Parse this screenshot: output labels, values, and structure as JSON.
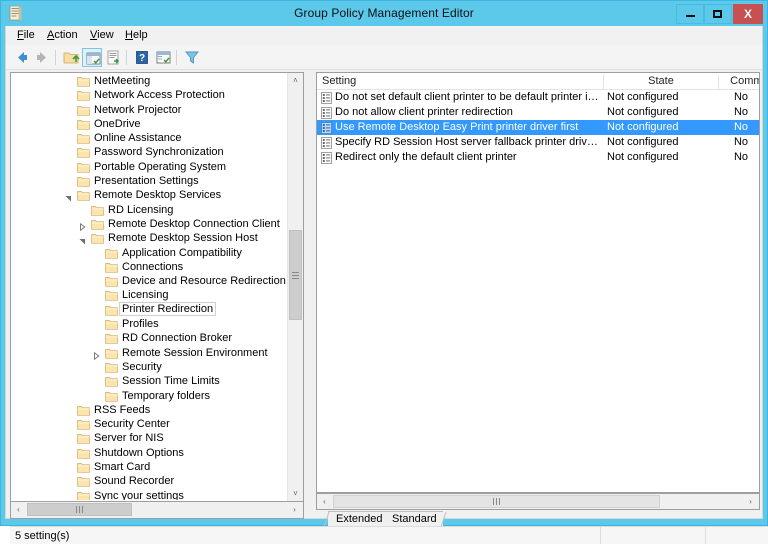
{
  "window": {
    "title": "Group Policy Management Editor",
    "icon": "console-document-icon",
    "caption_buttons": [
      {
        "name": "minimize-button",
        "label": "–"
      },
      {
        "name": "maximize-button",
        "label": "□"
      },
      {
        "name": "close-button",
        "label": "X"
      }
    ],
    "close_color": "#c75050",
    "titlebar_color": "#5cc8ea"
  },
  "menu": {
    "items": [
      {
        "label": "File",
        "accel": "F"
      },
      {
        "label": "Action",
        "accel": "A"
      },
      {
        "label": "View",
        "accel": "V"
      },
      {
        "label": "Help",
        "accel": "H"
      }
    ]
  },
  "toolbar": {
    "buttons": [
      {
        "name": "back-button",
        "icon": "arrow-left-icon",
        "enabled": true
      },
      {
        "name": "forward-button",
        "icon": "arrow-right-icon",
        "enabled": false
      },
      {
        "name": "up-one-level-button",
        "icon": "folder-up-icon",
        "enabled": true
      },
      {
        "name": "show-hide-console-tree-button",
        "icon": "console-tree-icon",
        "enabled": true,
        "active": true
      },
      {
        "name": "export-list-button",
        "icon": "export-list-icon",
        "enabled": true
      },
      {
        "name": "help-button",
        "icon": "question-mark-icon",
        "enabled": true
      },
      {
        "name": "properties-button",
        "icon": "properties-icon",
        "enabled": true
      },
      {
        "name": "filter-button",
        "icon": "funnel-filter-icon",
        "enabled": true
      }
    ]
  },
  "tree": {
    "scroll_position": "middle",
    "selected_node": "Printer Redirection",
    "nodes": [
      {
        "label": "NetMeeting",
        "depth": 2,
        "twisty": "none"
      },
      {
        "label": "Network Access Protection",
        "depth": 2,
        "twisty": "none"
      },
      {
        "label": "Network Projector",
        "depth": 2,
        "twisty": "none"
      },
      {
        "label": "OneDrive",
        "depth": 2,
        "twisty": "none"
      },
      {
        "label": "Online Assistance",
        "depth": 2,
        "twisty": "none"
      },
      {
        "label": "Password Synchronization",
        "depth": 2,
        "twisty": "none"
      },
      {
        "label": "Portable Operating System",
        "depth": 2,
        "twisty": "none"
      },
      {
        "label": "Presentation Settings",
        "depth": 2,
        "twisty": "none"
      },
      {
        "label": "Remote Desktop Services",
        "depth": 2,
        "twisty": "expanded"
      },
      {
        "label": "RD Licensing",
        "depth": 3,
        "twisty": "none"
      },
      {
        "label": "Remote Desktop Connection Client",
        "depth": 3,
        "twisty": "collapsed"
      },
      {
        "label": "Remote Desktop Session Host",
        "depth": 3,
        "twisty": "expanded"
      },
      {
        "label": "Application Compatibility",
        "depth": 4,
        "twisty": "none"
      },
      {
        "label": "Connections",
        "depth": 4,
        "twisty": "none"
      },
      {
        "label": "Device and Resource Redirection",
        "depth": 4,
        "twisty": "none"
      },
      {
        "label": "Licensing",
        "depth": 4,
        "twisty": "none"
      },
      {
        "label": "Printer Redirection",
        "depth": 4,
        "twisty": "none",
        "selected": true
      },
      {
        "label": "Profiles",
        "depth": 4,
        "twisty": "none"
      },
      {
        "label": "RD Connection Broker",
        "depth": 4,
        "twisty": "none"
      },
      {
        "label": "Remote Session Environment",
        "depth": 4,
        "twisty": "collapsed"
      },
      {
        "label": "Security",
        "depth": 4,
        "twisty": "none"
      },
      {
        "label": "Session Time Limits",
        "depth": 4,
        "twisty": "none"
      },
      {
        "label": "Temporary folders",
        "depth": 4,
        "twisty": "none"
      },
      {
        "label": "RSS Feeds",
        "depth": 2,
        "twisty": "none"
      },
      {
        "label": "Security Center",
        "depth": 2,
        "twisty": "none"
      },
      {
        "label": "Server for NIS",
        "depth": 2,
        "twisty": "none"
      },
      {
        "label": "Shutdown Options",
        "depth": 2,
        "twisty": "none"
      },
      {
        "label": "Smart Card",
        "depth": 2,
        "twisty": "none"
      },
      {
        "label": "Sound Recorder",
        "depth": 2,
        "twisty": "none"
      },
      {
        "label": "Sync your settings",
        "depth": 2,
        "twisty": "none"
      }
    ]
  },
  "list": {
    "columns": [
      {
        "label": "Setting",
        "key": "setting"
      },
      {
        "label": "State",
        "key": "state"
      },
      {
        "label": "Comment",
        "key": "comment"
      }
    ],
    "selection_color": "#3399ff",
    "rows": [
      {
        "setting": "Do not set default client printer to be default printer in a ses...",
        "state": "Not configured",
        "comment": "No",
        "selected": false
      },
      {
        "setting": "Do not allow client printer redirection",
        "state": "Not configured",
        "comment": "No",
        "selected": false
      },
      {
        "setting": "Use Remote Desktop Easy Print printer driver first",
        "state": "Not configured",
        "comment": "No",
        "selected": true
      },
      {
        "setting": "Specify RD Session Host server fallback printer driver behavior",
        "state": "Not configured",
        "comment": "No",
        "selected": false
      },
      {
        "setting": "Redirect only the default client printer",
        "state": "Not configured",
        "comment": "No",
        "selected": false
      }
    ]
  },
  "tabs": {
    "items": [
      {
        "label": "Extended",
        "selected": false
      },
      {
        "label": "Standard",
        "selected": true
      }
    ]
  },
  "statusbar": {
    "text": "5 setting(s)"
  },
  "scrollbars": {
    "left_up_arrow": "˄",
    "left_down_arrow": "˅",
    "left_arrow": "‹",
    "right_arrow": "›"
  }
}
================
### GIVEN EXERCISE
Copy out all the entries exactly. Images stay out of the copy.

### WRITTEN REPLY
Parse this screenshot: output labels, values, and structure as JSON.
{
  "window": {
    "title": "Group Policy Management Editor",
    "icon": "console-document-icon",
    "caption_buttons": [
      {
        "name": "minimize-button",
        "label": "–"
      },
      {
        "name": "maximize-button",
        "label": "□"
      },
      {
        "name": "close-button",
        "label": "X"
      }
    ],
    "close_color": "#c75050",
    "titlebar_color": "#5cc8ea"
  },
  "menu": {
    "items": [
      {
        "label": "File",
        "accel": "F"
      },
      {
        "label": "Action",
        "accel": "A"
      },
      {
        "label": "View",
        "accel": "V"
      },
      {
        "label": "Help",
        "accel": "H"
      }
    ]
  },
  "toolbar": {
    "buttons": [
      {
        "name": "back-button",
        "icon": "arrow-left-icon",
        "enabled": true
      },
      {
        "name": "forward-button",
        "icon": "arrow-right-icon",
        "enabled": false
      },
      {
        "name": "up-one-level-button",
        "icon": "folder-up-icon",
        "enabled": true
      },
      {
        "name": "show-hide-console-tree-button",
        "icon": "console-tree-icon",
        "enabled": true,
        "active": true
      },
      {
        "name": "export-list-button",
        "icon": "export-list-icon",
        "enabled": true
      },
      {
        "name": "help-button",
        "icon": "question-mark-icon",
        "enabled": true
      },
      {
        "name": "properties-button",
        "icon": "properties-icon",
        "enabled": true
      },
      {
        "name": "filter-button",
        "icon": "funnel-filter-icon",
        "enabled": true
      }
    ]
  },
  "tree": {
    "scroll_position": "middle",
    "selected_node": "Printer Redirection",
    "nodes": [
      {
        "label": "NetMeeting",
        "depth": 2,
        "twisty": "none"
      },
      {
        "label": "Network Access Protection",
        "depth": 2,
        "twisty": "none"
      },
      {
        "label": "Network Projector",
        "depth": 2,
        "twisty": "none"
      },
      {
        "label": "OneDrive",
        "depth": 2,
        "twisty": "none"
      },
      {
        "label": "Online Assistance",
        "depth": 2,
        "twisty": "none"
      },
      {
        "label": "Password Synchronization",
        "depth": 2,
        "twisty": "none"
      },
      {
        "label": "Portable Operating System",
        "depth": 2,
        "twisty": "none"
      },
      {
        "label": "Presentation Settings",
        "depth": 2,
        "twisty": "none"
      },
      {
        "label": "Remote Desktop Services",
        "depth": 2,
        "twisty": "expanded"
      },
      {
        "label": "RD Licensing",
        "depth": 3,
        "twisty": "none"
      },
      {
        "label": "Remote Desktop Connection Client",
        "depth": 3,
        "twisty": "collapsed"
      },
      {
        "label": "Remote Desktop Session Host",
        "depth": 3,
        "twisty": "expanded"
      },
      {
        "label": "Application Compatibility",
        "depth": 4,
        "twisty": "none"
      },
      {
        "label": "Connections",
        "depth": 4,
        "twisty": "none"
      },
      {
        "label": "Device and Resource Redirection",
        "depth": 4,
        "twisty": "none"
      },
      {
        "label": "Licensing",
        "depth": 4,
        "twisty": "none"
      },
      {
        "label": "Printer Redirection",
        "depth": 4,
        "twisty": "none",
        "selected": true
      },
      {
        "label": "Profiles",
        "depth": 4,
        "twisty": "none"
      },
      {
        "label": "RD Connection Broker",
        "depth": 4,
        "twisty": "none"
      },
      {
        "label": "Remote Session Environment",
        "depth": 4,
        "twisty": "collapsed"
      },
      {
        "label": "Security",
        "depth": 4,
        "twisty": "none"
      },
      {
        "label": "Session Time Limits",
        "depth": 4,
        "twisty": "none"
      },
      {
        "label": "Temporary folders",
        "depth": 4,
        "twisty": "none"
      },
      {
        "label": "RSS Feeds",
        "depth": 2,
        "twisty": "none"
      },
      {
        "label": "Security Center",
        "depth": 2,
        "twisty": "none"
      },
      {
        "label": "Server for NIS",
        "depth": 2,
        "twisty": "none"
      },
      {
        "label": "Shutdown Options",
        "depth": 2,
        "twisty": "none"
      },
      {
        "label": "Smart Card",
        "depth": 2,
        "twisty": "none"
      },
      {
        "label": "Sound Recorder",
        "depth": 2,
        "twisty": "none"
      },
      {
        "label": "Sync your settings",
        "depth": 2,
        "twisty": "none"
      }
    ]
  },
  "list": {
    "columns": [
      {
        "label": "Setting",
        "key": "setting"
      },
      {
        "label": "State",
        "key": "state"
      },
      {
        "label": "Comment",
        "key": "comment"
      }
    ],
    "selection_color": "#3399ff",
    "rows": [
      {
        "setting": "Do not set default client printer to be default printer in a ses...",
        "state": "Not configured",
        "comment": "No",
        "selected": false
      },
      {
        "setting": "Do not allow client printer redirection",
        "state": "Not configured",
        "comment": "No",
        "selected": false
      },
      {
        "setting": "Use Remote Desktop Easy Print printer driver first",
        "state": "Not configured",
        "comment": "No",
        "selected": true
      },
      {
        "setting": "Specify RD Session Host server fallback printer driver behavior",
        "state": "Not configured",
        "comment": "No",
        "selected": false
      },
      {
        "setting": "Redirect only the default client printer",
        "state": "Not configured",
        "comment": "No",
        "selected": false
      }
    ]
  },
  "tabs": {
    "items": [
      {
        "label": "Extended",
        "selected": false
      },
      {
        "label": "Standard",
        "selected": true
      }
    ]
  },
  "statusbar": {
    "text": "5 setting(s)"
  },
  "scrollbars": {
    "left_up_arrow": "˄",
    "left_down_arrow": "˅",
    "left_arrow": "‹",
    "right_arrow": "›"
  }
}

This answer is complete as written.